**YOUR INSTRUCTIONS:**
Read through the entries below and return each line with the word "traitance".

--- MATERIAL ---

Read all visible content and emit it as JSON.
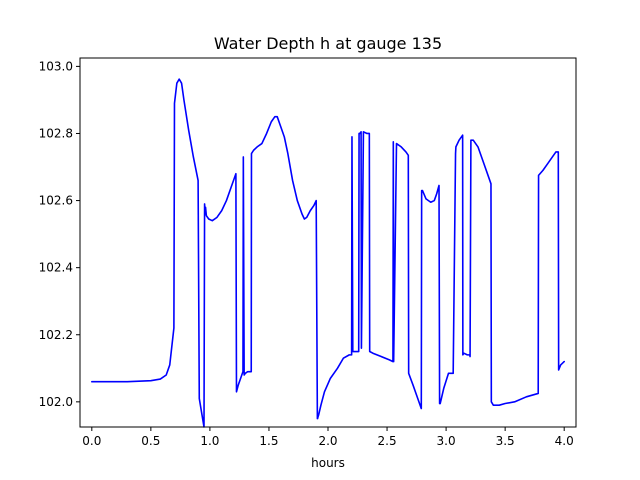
{
  "chart_data": {
    "type": "line",
    "title": "Water Depth h at gauge 135",
    "xlabel": "hours",
    "ylabel": "",
    "xlim": [
      -0.1,
      4.1
    ],
    "ylim": [
      101.925,
      103.025
    ],
    "xticks": [
      0.0,
      0.5,
      1.0,
      1.5,
      2.0,
      2.5,
      3.0,
      3.5,
      4.0
    ],
    "xtick_labels": [
      "0.0",
      "0.5",
      "1.0",
      "1.5",
      "2.0",
      "2.5",
      "3.0",
      "3.5",
      "4.0"
    ],
    "yticks": [
      102.0,
      102.2,
      102.4,
      102.6,
      102.8,
      103.0
    ],
    "ytick_labels": [
      "102.0",
      "102.2",
      "102.4",
      "102.6",
      "102.8",
      "103.0"
    ],
    "grid": false,
    "series": [
      {
        "color": "#0000ff",
        "x": [
          0.0,
          0.3,
          0.5,
          0.58,
          0.63,
          0.66,
          0.695,
          0.7,
          0.72,
          0.74,
          0.76,
          0.78,
          0.82,
          0.86,
          0.9,
          0.91,
          0.95,
          0.955,
          0.96,
          0.963,
          0.97,
          0.99,
          1.02,
          1.06,
          1.1,
          1.14,
          1.18,
          1.22,
          1.225,
          1.24,
          1.27,
          1.28,
          1.283,
          1.29,
          1.3,
          1.32,
          1.35,
          1.352,
          1.37,
          1.4,
          1.44,
          1.48,
          1.52,
          1.55,
          1.57,
          1.6,
          1.63,
          1.66,
          1.7,
          1.74,
          1.78,
          1.8,
          1.82,
          1.85,
          1.88,
          1.9,
          1.91,
          1.912,
          1.915,
          1.92,
          1.94,
          1.97,
          2.02,
          2.08,
          2.13,
          2.18,
          2.2,
          2.203,
          2.21,
          2.26,
          2.263,
          2.27,
          2.28,
          2.283,
          2.3,
          2.33,
          2.35,
          2.353,
          2.38,
          2.45,
          2.52,
          2.55,
          2.553,
          2.556,
          2.58,
          2.62,
          2.66,
          2.68,
          2.683,
          2.72,
          2.76,
          2.79,
          2.793,
          2.8,
          2.83,
          2.87,
          2.9,
          2.92,
          2.94,
          2.945,
          2.95,
          2.98,
          3.02,
          3.06,
          3.08,
          3.083,
          3.11,
          3.14,
          3.142,
          3.15,
          3.18,
          3.2,
          3.203,
          3.21,
          3.23,
          3.27,
          3.32,
          3.37,
          3.38,
          3.383,
          3.4,
          3.45,
          3.5,
          3.58,
          3.68,
          3.78,
          3.783,
          3.82,
          3.86,
          3.9,
          3.93,
          3.95,
          3.953,
          3.97,
          4.0
        ],
        "y": [
          102.06,
          102.06,
          102.063,
          102.068,
          102.08,
          102.11,
          102.22,
          102.89,
          102.95,
          102.962,
          102.95,
          102.9,
          102.81,
          102.73,
          102.66,
          102.01,
          101.925,
          102.59,
          102.56,
          102.58,
          102.555,
          102.545,
          102.54,
          102.55,
          102.57,
          102.6,
          102.64,
          102.68,
          102.03,
          102.05,
          102.08,
          102.09,
          102.73,
          102.08,
          102.085,
          102.09,
          102.09,
          102.74,
          102.75,
          102.76,
          102.77,
          102.8,
          102.835,
          102.85,
          102.85,
          102.82,
          102.79,
          102.74,
          102.66,
          102.6,
          102.56,
          102.545,
          102.55,
          102.57,
          102.585,
          102.6,
          101.95,
          101.95,
          101.955,
          101.96,
          101.99,
          102.03,
          102.07,
          102.1,
          102.13,
          102.14,
          102.14,
          102.79,
          102.15,
          102.15,
          102.8,
          102.8,
          102.805,
          102.16,
          102.805,
          102.8,
          102.8,
          102.15,
          102.145,
          102.135,
          102.125,
          102.12,
          102.775,
          102.12,
          102.77,
          102.76,
          102.745,
          102.735,
          102.085,
          102.05,
          102.01,
          101.98,
          102.63,
          102.63,
          102.605,
          102.595,
          102.6,
          102.62,
          102.645,
          101.995,
          101.995,
          102.04,
          102.085,
          102.085,
          102.74,
          102.76,
          102.78,
          102.795,
          102.14,
          102.145,
          102.14,
          102.14,
          102.135,
          102.78,
          102.78,
          102.76,
          102.71,
          102.66,
          102.65,
          102.0,
          101.99,
          101.99,
          101.995,
          102.0,
          102.015,
          102.025,
          102.675,
          102.69,
          102.71,
          102.73,
          102.745,
          102.745,
          102.095,
          102.11,
          102.12
        ]
      }
    ]
  }
}
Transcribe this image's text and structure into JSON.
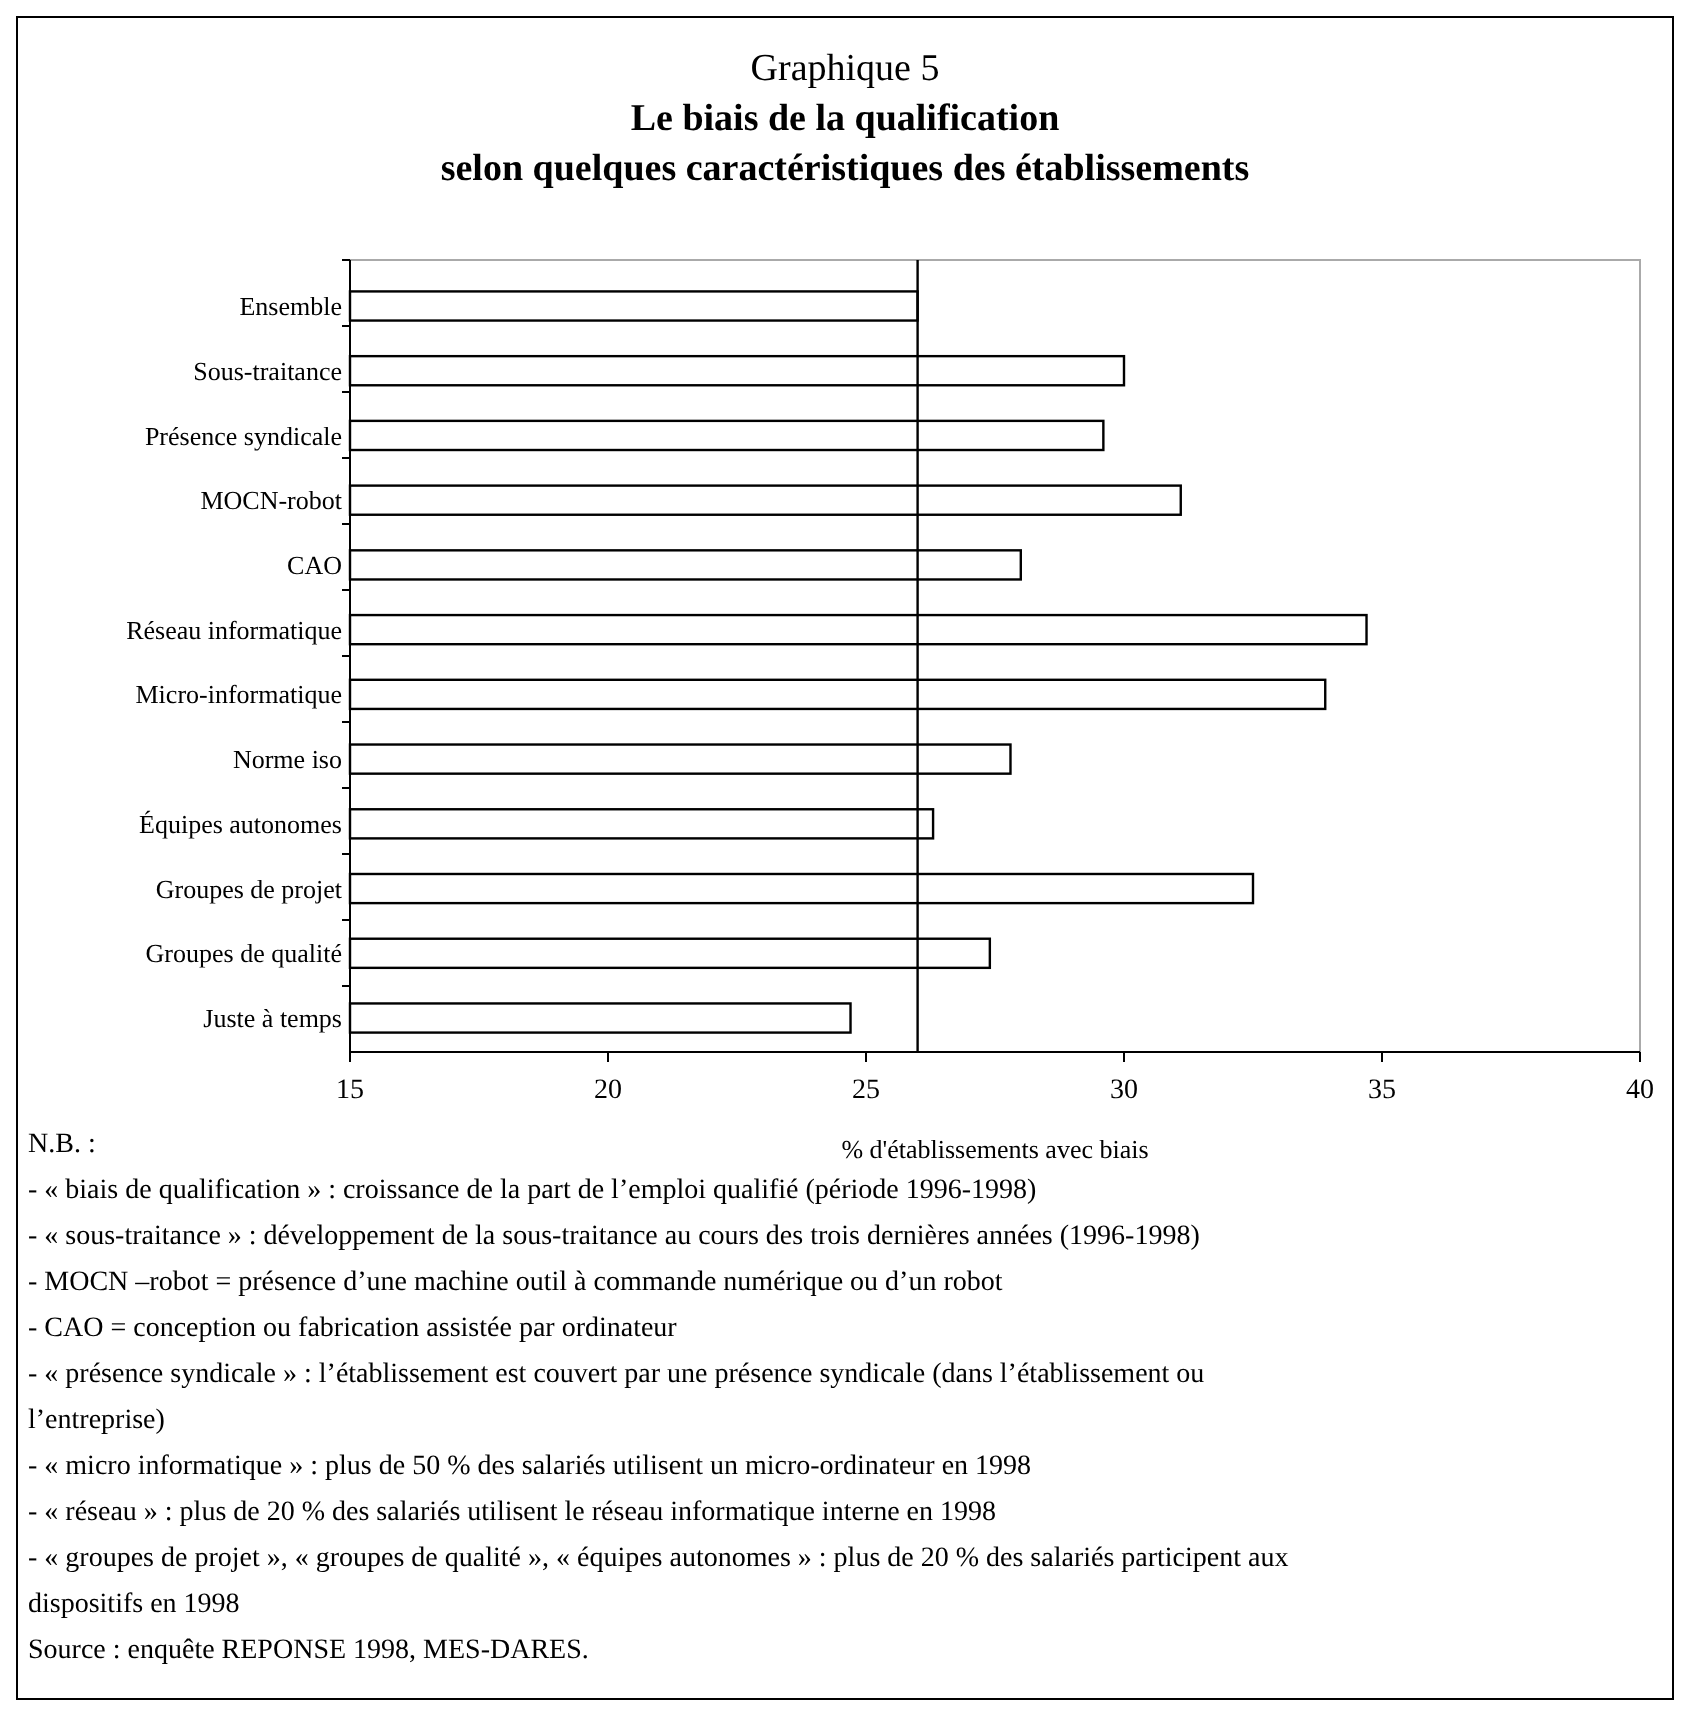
{
  "chart_data": {
    "type": "bar",
    "orientation": "horizontal",
    "title": "Graphique 5",
    "subtitle": "Le biais de la qualification\nselon quelques caractéristiques des établissements",
    "categories": [
      "Ensemble",
      "Sous-traitance",
      "Présence syndicale",
      "MOCN-robot",
      "CAO",
      "Réseau informatique",
      "Micro-informatique",
      "Norme iso",
      "Équipes autonomes",
      "Groupes de projet",
      "Groupes de qualité",
      "Juste à temps"
    ],
    "values": [
      26.0,
      30.0,
      29.6,
      31.1,
      28.0,
      34.7,
      33.9,
      27.8,
      26.3,
      32.5,
      27.4,
      24.7
    ],
    "color": "#ffffff",
    "xlim": [
      15,
      40
    ],
    "xticks": [
      15,
      20,
      25,
      30,
      35,
      40
    ],
    "xlabel": "% d'établissements avec biais",
    "grid": false,
    "ref_lines": [
      {
        "axis": "x",
        "value": 26,
        "color": "#000000"
      }
    ],
    "annotations": [
      "N.B. :",
      "- « biais de qualification » : croissance de la part de l’emploi qualifié (période 1996-1998)",
      "- « sous-traitance » : développement de la sous-traitance au cours des trois dernières années  (1996-1998)",
      "- MOCN –robot = présence d’une machine outil à commande numérique ou d’un robot",
      "- CAO = conception ou fabrication assistée par ordinateur",
      "- « présence syndicale » : l’établissement est couvert par une présence syndicale (dans l’établissement ou l’entreprise)",
      "- « micro informatique » : plus de 50 % des salariés utilisent un micro-ordinateur en 1998",
      "- « réseau » : plus de 20 % des salariés utilisent le réseau informatique interne en 1998",
      "- « groupes de projet », « groupes de qualité », « équipes autonomes » : plus de 20 % des salariés participent aux dispositifs en 1998",
      "Source : enquête REPONSE 1998, MES-DARES."
    ]
  }
}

---

**THE COMPLETED TASK:**
      "Sous-traitance",
      "- « sous-traitance » : développement de la sous-traitance au cours des trois dernières années  (1996-1998)",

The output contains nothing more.